* **Exercise data**:

###

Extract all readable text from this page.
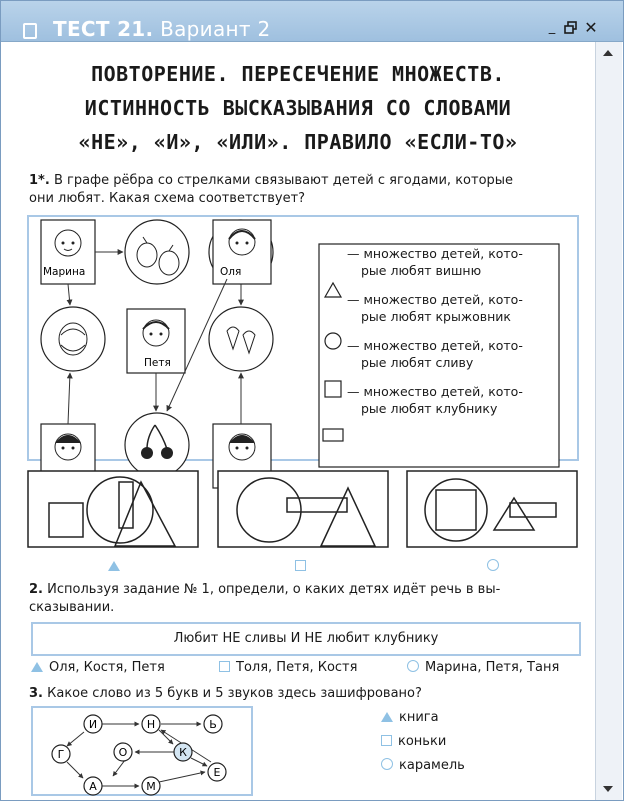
ТЕСТ 21. Вариант 2	_ ✕
ПОВТОРЕНИЕ. ПЕРЕСЕЧЕНИЕ МНОЖЕСТВ.
ИСТИННОСТЬ ВЫСКАЗЫВАНИЯ СО СЛОВАМИ
«НЕ», «И», «ИЛИ». ПРАВИЛО «ЕСЛИ-ТО»
1*. В графе рёбра со стрелками связывают детей с ягодами, которые
они любят. Какая схема соответствует?
Марина	Оля
Петя
— множество детей, кото-
рые любят вишню
— множество детей, кото-
рые любят крыжовник
— множество детей, кото-
рые любят сливу
— множество детей, кото-
рые любят клубнику
2. Используя задание № 1, определи, о каких детях идёт речь в вы-
сказывании.
Любит НЕ сливы И НЕ любит клубнику
Оля, Костя, Петя	Толя, Петя, Костя	Марина, Петя, Таня
3. Какое слово из 5 букв и 5 звуков здесь зашифровано?
И	Н	Ь
Г	О	К
А	М
Е
книга
коньки
карамель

###

List all lines above in which the string "Петя" appears.

Петя
Оля, Костя, Петя	Толя, Петя, Костя	Марина, Петя, Таня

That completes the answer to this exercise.